### To be done
(a) In the comparison of Probate Helper and Google Local Service Ads, rewrite the part starting with "This page is" and going on through "call or message.", with "probate cases" replaced by "estate cases".
(b) Based on the comparison of Probate Helper and Google Local Service Ads, answer yes or no to each statement and quote the deciding words: (i) Google charges firms in its Local Service Ads program per call or message. (ii) Local Service Ads appear below traditional ads in Google search results. (iii) Probate Helper and Google Local Service Ads are described as the same product.
(c) Take the comparison of Probate Helper and Google Local Service Ads further, picking up after its final sentence.

### Passage provided
Probate Helper vs Google Local Service Ads | The Better Alternative for Estate Attorneys
Probate Helper vs Google Local Service Ads
If you're an estate attorney running probate cases, you've probably either tried Google Local Service Ads or you're paying for them right now. LSA is the default channel for most law firms — the one Google pushes hardest, the one that shows up at the top of every search result, the one your competitors are bidding against you for.
It's also the channel attorneys complain about the most.
This page is an honest, side-by-side comparison between Google Local Service Ads and Probate Helper for estate attorneys handling probate cases. Both are real channels. Both have legitimate use cases. They're not the same product, and the right answer for your firm probably depends on how your practice is structured and what you're trying to grow.
What Google Local Service Ads actually is
Google Local Service Ads (LSA) is a pay-per-lead advertising program where your firm appears at the top of Google search results — above traditional ads — when someone searches for legal services in your area. Searchers see a "Google Screened" or "Google Guaranteed" badge, click or call directly, and Google charges you per call or message.

### Provided data

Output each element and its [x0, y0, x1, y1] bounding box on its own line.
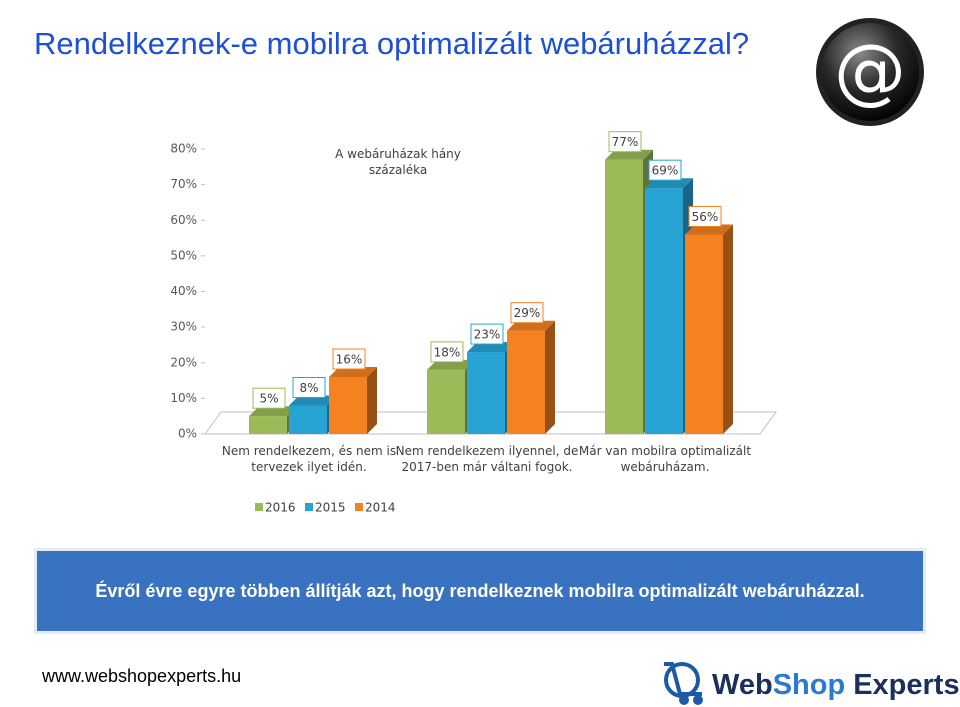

### Set of answers
(a)
This page is an honest, side-by-side comparison between Google Local Service Ads and Probate Helper for estate attorneys handling estate cases. Both are real channels. Both have legitimate use cases. They're not the same product, and the right answer for your firm probably depends on how your practice is structured and what you're trying to grow.
What Google Local Service Ads actually is
Google Local Service Ads (LSA) is a pay-per-lead advertising program where your firm appears at the top of Google search results — above traditional ads — when someone searches for legal services in your area. Searchers see a "Google Screened" or "Google Guaranteed" badge, click or call directly, and Google charges you per call or message.

(b)
(i) Yes: "Google charges you per call or message."
(ii) No: "above traditional ads."
(iii) No: "They're not the same product."

(c)
The pricing model is per-lead, with prices for legal services typically ranging from $80 to $300+ per qualified call, depending on practice area and geography. For probate, the going rate is often $150-$250 per call in major metros.
That sounds reasonable until you understand how Google defines "qualified."
What estate attorneys actually experience with LSA
Three patterns come up in nearly every conversation we have with probate attorneys who've used LSA.
Geographic targeting routinely fails. Estate attorneys in Arizona report regularly receiving — and being charged for — calls from prospects in Texas, Florida, and other states. The targeting is based on the searcher's stated location and IP, both of which are imprecise. A snowbird searching from a Minnesota IP for an attorney in Phoenix may show up in your call queue. A caller using a VPN looks like they're in your jurisdiction. A relative researching options on behalf of a parent who lives elsewhere can land in your market by accident. Google charges for all of these.
The "qualified call" definition is permissive. Google considers a call qualified if it lasts a certain duration and is "relevant" to your practice. The definition is broad enough that calls from people fishing for free legal advice, calls from people whose situation doesn't require a probate attorney at all, and calls from prospects who immediately decline to retain still count as qualified leads. You pay per call, not per consultation, not per retainer.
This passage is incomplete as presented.